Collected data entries
______

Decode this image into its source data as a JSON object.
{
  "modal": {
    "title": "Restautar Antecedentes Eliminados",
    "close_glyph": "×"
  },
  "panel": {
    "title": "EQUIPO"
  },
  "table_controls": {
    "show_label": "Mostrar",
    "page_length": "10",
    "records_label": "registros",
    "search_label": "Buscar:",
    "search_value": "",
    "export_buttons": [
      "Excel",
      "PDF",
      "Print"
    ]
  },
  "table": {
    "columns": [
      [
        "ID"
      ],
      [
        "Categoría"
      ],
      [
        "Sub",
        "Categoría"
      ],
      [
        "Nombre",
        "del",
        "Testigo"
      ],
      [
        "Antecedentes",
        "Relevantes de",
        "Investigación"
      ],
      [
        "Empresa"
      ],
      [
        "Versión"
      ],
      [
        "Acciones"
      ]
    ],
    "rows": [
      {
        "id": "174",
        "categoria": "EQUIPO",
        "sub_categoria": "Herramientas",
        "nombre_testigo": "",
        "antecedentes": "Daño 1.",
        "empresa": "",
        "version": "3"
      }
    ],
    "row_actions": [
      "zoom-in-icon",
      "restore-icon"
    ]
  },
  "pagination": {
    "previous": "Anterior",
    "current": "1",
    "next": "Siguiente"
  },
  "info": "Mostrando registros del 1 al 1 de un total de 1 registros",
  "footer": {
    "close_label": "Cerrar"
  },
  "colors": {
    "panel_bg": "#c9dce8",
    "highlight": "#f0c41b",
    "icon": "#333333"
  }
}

______

*DIRECTIONS*.
All of the material above needs to be copied exactly.

*SOLVED EXERCISE*.
Decode this image into its source data as a JSON object.
{
  "modal": {
    "title": "Restautar Antecedentes Eliminados",
    "close_glyph": "×"
  },
  "panel": {
    "title": "EQUIPO"
  },
  "table_controls": {
    "show_label": "Mostrar",
    "page_length": "10",
    "records_label": "registros",
    "search_label": "Buscar:",
    "search_value": "",
    "export_buttons": [
      "Excel",
      "PDF",
      "Print"
    ]
  },
  "table": {
    "columns": [
      [
        "ID"
      ],
      [
        "Categoría"
      ],
      [
        "Sub",
        "Categoría"
      ],
      [
        "Nombre",
        "del",
        "Testigo"
      ],
      [
        "Antecedentes",
        "Relevantes de",
        "Investigación"
      ],
      [
        "Empresa"
      ],
      [
        "Versión"
      ],
      [
        "Acciones"
      ]
    ],
    "rows": [
      {
        "id": "174",
        "categoria": "EQUIPO",
        "sub_categoria": "Herramientas",
        "nombre_testigo": "",
        "antecedentes": "Daño 1.",
        "empresa": "",
        "version": "3"
      }
    ],
    "row_actions": [
      "zoom-in-icon",
      "restore-icon"
    ]
  },
  "pagination": {
    "previous": "Anterior",
    "current": "1",
    "next": "Siguiente"
  },
  "info": "Mostrando registros del 1 al 1 de un total de 1 registros",
  "footer": {
    "close_label": "Cerrar"
  },
  "colors": {
    "panel_bg": "#c9dce8",
    "highlight": "#f0c41b",
    "icon": "#333333"
  }
}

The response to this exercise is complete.